[start EXCERPTED DATA]

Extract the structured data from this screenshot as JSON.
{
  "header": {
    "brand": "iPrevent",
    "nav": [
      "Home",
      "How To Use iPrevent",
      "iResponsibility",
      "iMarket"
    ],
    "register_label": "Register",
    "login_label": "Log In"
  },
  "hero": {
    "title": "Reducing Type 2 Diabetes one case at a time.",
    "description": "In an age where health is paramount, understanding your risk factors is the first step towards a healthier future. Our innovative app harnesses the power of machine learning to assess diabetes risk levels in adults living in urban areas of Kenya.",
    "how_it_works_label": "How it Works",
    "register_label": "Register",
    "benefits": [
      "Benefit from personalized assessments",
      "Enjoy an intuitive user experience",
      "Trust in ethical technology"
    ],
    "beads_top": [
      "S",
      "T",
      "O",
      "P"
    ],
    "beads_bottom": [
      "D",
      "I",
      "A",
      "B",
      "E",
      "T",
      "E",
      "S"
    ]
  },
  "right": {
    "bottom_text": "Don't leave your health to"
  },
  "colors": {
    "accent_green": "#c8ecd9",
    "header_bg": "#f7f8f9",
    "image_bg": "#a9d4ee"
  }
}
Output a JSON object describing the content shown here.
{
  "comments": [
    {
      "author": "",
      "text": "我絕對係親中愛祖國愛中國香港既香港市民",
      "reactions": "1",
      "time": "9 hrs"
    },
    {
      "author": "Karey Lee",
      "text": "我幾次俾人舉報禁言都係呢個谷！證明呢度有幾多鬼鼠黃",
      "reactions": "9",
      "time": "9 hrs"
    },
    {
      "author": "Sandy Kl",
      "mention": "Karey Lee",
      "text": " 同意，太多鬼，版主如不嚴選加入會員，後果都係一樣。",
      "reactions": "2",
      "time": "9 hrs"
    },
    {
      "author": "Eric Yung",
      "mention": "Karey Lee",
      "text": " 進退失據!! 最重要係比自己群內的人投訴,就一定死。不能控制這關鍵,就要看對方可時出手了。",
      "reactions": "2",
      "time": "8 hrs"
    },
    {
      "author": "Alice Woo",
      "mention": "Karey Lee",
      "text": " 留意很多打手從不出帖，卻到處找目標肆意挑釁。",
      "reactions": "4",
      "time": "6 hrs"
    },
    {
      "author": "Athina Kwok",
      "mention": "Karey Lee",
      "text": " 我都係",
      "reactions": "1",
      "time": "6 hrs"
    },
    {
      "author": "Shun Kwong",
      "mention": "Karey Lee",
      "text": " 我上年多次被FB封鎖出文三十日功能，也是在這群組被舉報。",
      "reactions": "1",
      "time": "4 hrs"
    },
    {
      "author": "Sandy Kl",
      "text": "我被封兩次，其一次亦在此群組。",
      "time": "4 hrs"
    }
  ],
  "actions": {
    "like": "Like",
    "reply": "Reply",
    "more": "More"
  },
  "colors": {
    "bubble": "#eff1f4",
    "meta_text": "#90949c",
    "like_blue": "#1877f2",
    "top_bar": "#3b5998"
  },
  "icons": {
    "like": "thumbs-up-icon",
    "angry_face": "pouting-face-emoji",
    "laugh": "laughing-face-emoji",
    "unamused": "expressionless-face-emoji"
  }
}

[end EXCERPTED DATA]

*PROBLEM REQUIREMENTS*. Reply with nothing but a number: how many lines of the entries above contain the string "from"?

*REPLY TO THE TASK*. 2